▸ **BRIEF**: Reproduce all lines of the listing below in which the word "TECNICO" occurs.

'''

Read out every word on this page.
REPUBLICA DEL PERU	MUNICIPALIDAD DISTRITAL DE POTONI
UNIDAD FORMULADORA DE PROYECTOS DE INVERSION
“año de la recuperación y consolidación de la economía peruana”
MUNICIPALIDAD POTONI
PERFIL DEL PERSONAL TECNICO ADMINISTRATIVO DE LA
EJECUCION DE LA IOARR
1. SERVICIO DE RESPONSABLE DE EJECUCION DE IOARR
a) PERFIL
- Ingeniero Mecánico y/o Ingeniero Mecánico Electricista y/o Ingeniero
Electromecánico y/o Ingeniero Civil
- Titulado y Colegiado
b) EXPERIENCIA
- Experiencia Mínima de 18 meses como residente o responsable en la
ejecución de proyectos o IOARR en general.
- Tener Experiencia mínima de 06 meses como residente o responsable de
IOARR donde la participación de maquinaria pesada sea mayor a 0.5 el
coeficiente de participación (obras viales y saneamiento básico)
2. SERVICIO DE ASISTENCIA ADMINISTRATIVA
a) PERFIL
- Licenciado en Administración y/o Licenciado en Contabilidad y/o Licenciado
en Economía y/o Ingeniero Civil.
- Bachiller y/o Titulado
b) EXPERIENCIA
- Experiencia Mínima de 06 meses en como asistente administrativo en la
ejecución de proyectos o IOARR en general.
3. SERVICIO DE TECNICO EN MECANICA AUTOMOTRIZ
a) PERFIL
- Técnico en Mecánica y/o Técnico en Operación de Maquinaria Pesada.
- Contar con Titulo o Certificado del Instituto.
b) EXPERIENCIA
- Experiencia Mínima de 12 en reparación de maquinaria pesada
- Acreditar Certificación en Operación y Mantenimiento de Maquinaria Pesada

'''

▸ **SOLVED EXERCISE**:
PERFIL DEL PERSONAL TECNICO ADMINISTRATIVO DE LA
3. SERVICIO DE TECNICO EN MECANICA AUTOMOTRIZ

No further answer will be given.